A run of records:
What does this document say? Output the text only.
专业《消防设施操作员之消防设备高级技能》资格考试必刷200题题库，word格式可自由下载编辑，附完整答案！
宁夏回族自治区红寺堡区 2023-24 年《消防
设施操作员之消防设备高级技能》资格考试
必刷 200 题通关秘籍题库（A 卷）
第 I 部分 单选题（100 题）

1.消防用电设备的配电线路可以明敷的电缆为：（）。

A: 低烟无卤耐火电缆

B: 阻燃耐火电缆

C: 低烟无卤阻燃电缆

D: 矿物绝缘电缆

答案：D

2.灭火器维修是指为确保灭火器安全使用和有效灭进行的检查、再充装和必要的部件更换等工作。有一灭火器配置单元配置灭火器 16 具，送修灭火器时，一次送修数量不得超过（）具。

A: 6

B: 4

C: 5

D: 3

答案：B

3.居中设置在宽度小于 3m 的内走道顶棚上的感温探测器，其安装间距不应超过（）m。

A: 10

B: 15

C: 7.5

• _PROBLEM REQUIREMENTS_: Each entry above is to be quoted exactly.

• _IN RESPONSE_:
What does this document say? Output the text only.
专业《消防设施操作员之消防设备高级技能》资格考试必刷200题题库，word格式可自由下载编辑，附完整答案！
宁夏回族自治区红寺堡区 2023-24 年《消防
设施操作员之消防设备高级技能》资格考试
必刷 200 题通关秘籍题库（A 卷）
第 I 部分 单选题（100 题）

1.消防用电设备的配电线路可以明敷的电缆为：（）。

A: 低烟无卤耐火电缆

B: 阻燃耐火电缆

C: 低烟无卤阻燃电缆

D: 矿物绝缘电缆

答案：D

2.灭火器维修是指为确保灭火器安全使用和有效灭进行的检查、再充装和必要的部件更换等工作。有一灭火器配置单元配置灭火器 16 具，送修灭火器时，一次送修数量不得超过（）具。

A: 6

B: 4

C: 5

D: 3

答案：B

3.居中设置在宽度小于 3m 的内走道顶棚上的感温探测器，其安装间距不应超过（）m。

A: 10

B: 15

C: 7.5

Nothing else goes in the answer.